--- begin Input for this task ---
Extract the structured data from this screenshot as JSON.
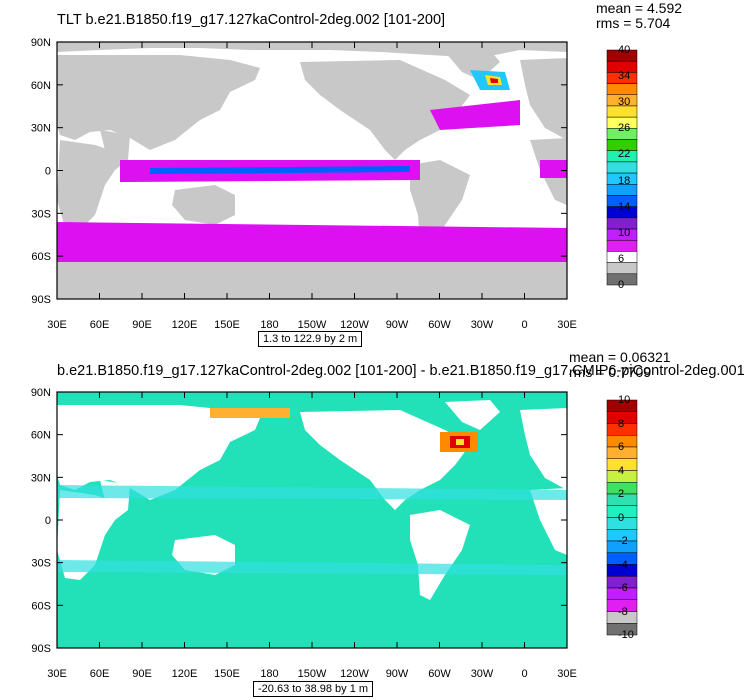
{
  "panels": [
    {
      "title": "TLT b.e21.B1850.f19_g17.127kaControl-2deg.002 [101-200]",
      "mean": "mean = 4.592",
      "rms": "rms = 5.704",
      "range_label": "1.3 to 122.9 by 2 m",
      "colorbar_labels": [
        "40",
        "34",
        "30",
        "26",
        "22",
        "18",
        "14",
        "10",
        "6",
        "0"
      ],
      "colorbar_colors": [
        "#a00000",
        "#e00000",
        "#ff3000",
        "#ff8a00",
        "#ffb030",
        "#ffe030",
        "#ffff60",
        "#70f060",
        "#30d000",
        "#20f0b0",
        "#30e0e0",
        "#20c8ff",
        "#10a0ff",
        "#0060ff",
        "#0000d0",
        "#8020d0",
        "#c020ff",
        "#e020f0",
        "#ffffff",
        "#c8c8c8",
        "#707070"
      ]
    },
    {
      "title": "b.e21.B1850.f19_g17.127kaControl-2deg.002 [101-200] - b.e21.B1850.f19_g17.CMIP6-piControl-2deg.001",
      "mean": "mean = 0.06321",
      "rms": "rms = 0.7709",
      "range_label": "-20.63 to 38.98 by 1 m",
      "colorbar_labels": [
        "10",
        "8",
        "6",
        "4",
        "2",
        "0",
        "-2",
        "-4",
        "-6",
        "-8",
        "-10"
      ],
      "colorbar_colors": [
        "#a00000",
        "#e00000",
        "#ff3000",
        "#ff8a00",
        "#ffb030",
        "#ffe030",
        "#c8f040",
        "#40e060",
        "#30e0b0",
        "#20f0c0",
        "#30e0e0",
        "#20c8ff",
        "#10a0ff",
        "#0060ff",
        "#0000d0",
        "#8020d0",
        "#c020ff",
        "#e020f0",
        "#c8c8c8",
        "#707070"
      ]
    }
  ],
  "axes": {
    "lat_labels": [
      "90N",
      "60N",
      "30N",
      "0",
      "30S",
      "60S",
      "90S"
    ],
    "lon_labels": [
      "30E",
      "60E",
      "90E",
      "120E",
      "150E",
      "180",
      "150W",
      "120W",
      "90W",
      "60W",
      "30W",
      "0",
      "30E"
    ]
  },
  "colors": {
    "land": "#c8c8c8",
    "ocean_top": "#dc10f0",
    "ocean_bottom": "#22e0b8"
  }
}
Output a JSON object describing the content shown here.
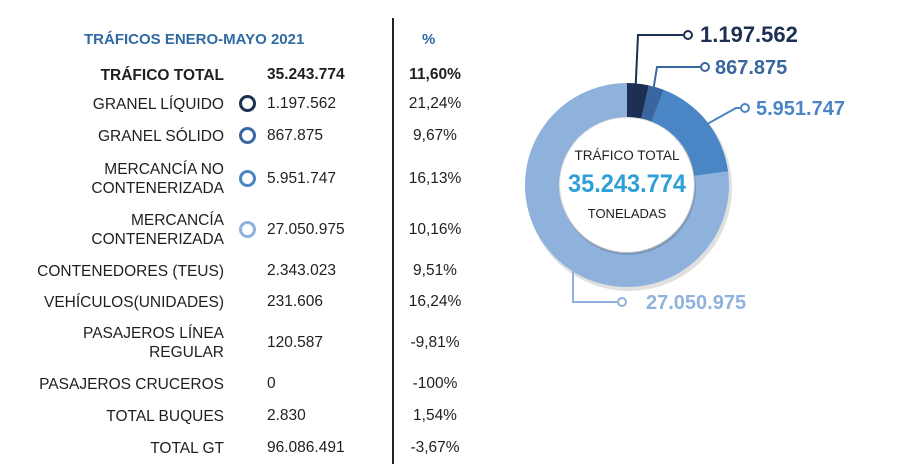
{
  "header": {
    "title": "TRÁFICOS ENERO-MAYO 2021",
    "pct_label": "%"
  },
  "total_row": {
    "label": "TRÁFICO TOTAL",
    "value": "35.243.774",
    "pct": "11,60%"
  },
  "rows": [
    {
      "label_lines": [
        "GRANEL LÍQUIDO"
      ],
      "value": "1.197.562",
      "pct": "21,24%",
      "color": "#1d2f52"
    },
    {
      "label_lines": [
        "GRANEL SÓLIDO"
      ],
      "value": "867.875",
      "pct": "9,67%",
      "color": "#3a66a0"
    },
    {
      "label_lines": [
        "MERCANCÍA NO",
        "CONTENERIZADA"
      ],
      "value": "5.951.747",
      "pct": "16,13%",
      "color": "#4a86c5"
    },
    {
      "label_lines": [
        "MERCANCÍA",
        "CONTENERIZADA"
      ],
      "value": "27.050.975",
      "pct": "10,16%",
      "color": "#8fb2dd"
    },
    {
      "label_lines": [
        "CONTENEDORES (TEUS)"
      ],
      "value": "2.343.023",
      "pct": "9,51%"
    },
    {
      "label_lines": [
        "VEHÍCULOS(UNIDADES)"
      ],
      "value": "231.606",
      "pct": "16,24%"
    },
    {
      "label_lines": [
        "PASAJEROS LÍNEA",
        "REGULAR"
      ],
      "value": "120.587",
      "pct": "-9,81%"
    },
    {
      "label_lines": [
        "PASAJEROS CRUCEROS"
      ],
      "value": "0",
      "pct": "-100%"
    },
    {
      "label_lines": [
        "TOTAL BUQUES"
      ],
      "value": "2.830",
      "pct": "1,54%"
    },
    {
      "label_lines": [
        "TOTAL GT"
      ],
      "value": "96.086.491",
      "pct": "-3,67%"
    }
  ],
  "chart_data": {
    "type": "pie",
    "style": "donut",
    "title": "TRÁFICO TOTAL",
    "center_value": "35.243.774",
    "center_unit": "TONELADAS",
    "categories": [
      "GRANEL LÍQUIDO",
      "GRANEL SÓLIDO",
      "MERCANCÍA NO CONTENERIZADA",
      "MERCANCÍA CONTENERIZADA"
    ],
    "values": [
      1197562,
      867875,
      5951747,
      27050975
    ],
    "value_labels": [
      "1.197.562",
      "867.875",
      "5.951.747",
      "27.050.975"
    ],
    "colors": [
      "#1d2f52",
      "#3a66a0",
      "#4a86c5",
      "#8fb2dd"
    ],
    "center_value_color": "#2f9fd8"
  }
}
--- end Input for this task ---
Written problem: Each record must be quoted in full and exactly. Do not include the pictures.

Task solution:
Extract the structured data from this screenshot as JSON.
{
  "panels": [
    {
      "title": "TLT b.e21.B1850.f19_g17.127kaControl-2deg.002 [101-200]",
      "mean": "mean = 4.592",
      "rms": "rms = 5.704",
      "range_label": "1.3 to 122.9 by 2 m",
      "colorbar_labels": [
        "40",
        "34",
        "30",
        "26",
        "22",
        "18",
        "14",
        "10",
        "6",
        "0"
      ],
      "colorbar_colors": [
        "#a00000",
        "#e00000",
        "#ff3000",
        "#ff8a00",
        "#ffb030",
        "#ffe030",
        "#ffff60",
        "#70f060",
        "#30d000",
        "#20f0b0",
        "#30e0e0",
        "#20c8ff",
        "#10a0ff",
        "#0060ff",
        "#0000d0",
        "#8020d0",
        "#c020ff",
        "#e020f0",
        "#ffffff",
        "#c8c8c8",
        "#707070"
      ]
    },
    {
      "title": "b.e21.B1850.f19_g17.127kaControl-2deg.002 [101-200] - b.e21.B1850.f19_g17.CMIP6-piControl-2deg.001",
      "mean": "mean = 0.06321",
      "rms": "rms = 0.7709",
      "range_label": "-20.63 to 38.98 by 1 m",
      "colorbar_labels": [
        "10",
        "8",
        "6",
        "4",
        "2",
        "0",
        "-2",
        "-4",
        "-6",
        "-8",
        "-10"
      ],
      "colorbar_colors": [
        "#a00000",
        "#e00000",
        "#ff3000",
        "#ff8a00",
        "#ffb030",
        "#ffe030",
        "#c8f040",
        "#40e060",
        "#30e0b0",
        "#20f0c0",
        "#30e0e0",
        "#20c8ff",
        "#10a0ff",
        "#0060ff",
        "#0000d0",
        "#8020d0",
        "#c020ff",
        "#e020f0",
        "#c8c8c8",
        "#707070"
      ]
    }
  ],
  "axes": {
    "lat_labels": [
      "90N",
      "60N",
      "30N",
      "0",
      "30S",
      "60S",
      "90S"
    ],
    "lon_labels": [
      "30E",
      "60E",
      "90E",
      "120E",
      "150E",
      "180",
      "150W",
      "120W",
      "90W",
      "60W",
      "30W",
      "0",
      "30E"
    ]
  },
  "colors": {
    "land": "#c8c8c8",
    "ocean_top": "#dc10f0",
    "ocean_bottom": "#22e0b8"
  }
}
Output a JSON object describing the content shown here.
{
  "header": {
    "title": "TRÁFICOS ENERO-MAYO 2021",
    "pct_label": "%"
  },
  "total_row": {
    "label": "TRÁFICO TOTAL",
    "value": "35.243.774",
    "pct": "11,60%"
  },
  "rows": [
    {
      "label_lines": [
        "GRANEL LÍQUIDO"
      ],
      "value": "1.197.562",
      "pct": "21,24%",
      "color": "#1d2f52"
    },
    {
      "label_lines": [
        "GRANEL SÓLIDO"
      ],
      "value": "867.875",
      "pct": "9,67%",
      "color": "#3a66a0"
    },
    {
      "label_lines": [
        "MERCANCÍA NO",
        "CONTENERIZADA"
      ],
      "value": "5.951.747",
      "pct": "16,13%",
      "color": "#4a86c5"
    },
    {
      "label_lines": [
        "MERCANCÍA",
        "CONTENERIZADA"
      ],
      "value": "27.050.975",
      "pct": "10,16%",
      "color": "#8fb2dd"
    },
    {
      "label_lines": [
        "CONTENEDORES (TEUS)"
      ],
      "value": "2.343.023",
      "pct": "9,51%"
    },
    {
      "label_lines": [
        "VEHÍCULOS(UNIDADES)"
      ],
      "value": "231.606",
      "pct": "16,24%"
    },
    {
      "label_lines": [
        "PASAJEROS LÍNEA",
        "REGULAR"
      ],
      "value": "120.587",
      "pct": "-9,81%"
    },
    {
      "label_lines": [
        "PASAJEROS CRUCEROS"
      ],
      "value": "0",
      "pct": "-100%"
    },
    {
      "label_lines": [
        "TOTAL BUQUES"
      ],
      "value": "2.830",
      "pct": "1,54%"
    },
    {
      "label_lines": [
        "TOTAL GT"
      ],
      "value": "96.086.491",
      "pct": "-3,67%"
    }
  ],
  "chart_data": {
    "type": "pie",
    "style": "donut",
    "title": "TRÁFICO TOTAL",
    "center_value": "35.243.774",
    "center_unit": "TONELADAS",
    "categories": [
      "GRANEL LÍQUIDO",
      "GRANEL SÓLIDO",
      "MERCANCÍA NO CONTENERIZADA",
      "MERCANCÍA CONTENERIZADA"
    ],
    "values": [
      1197562,
      867875,
      5951747,
      27050975
    ],
    "value_labels": [
      "1.197.562",
      "867.875",
      "5.951.747",
      "27.050.975"
    ],
    "colors": [
      "#1d2f52",
      "#3a66a0",
      "#4a86c5",
      "#8fb2dd"
    ],
    "center_value_color": "#2f9fd8"
  }
}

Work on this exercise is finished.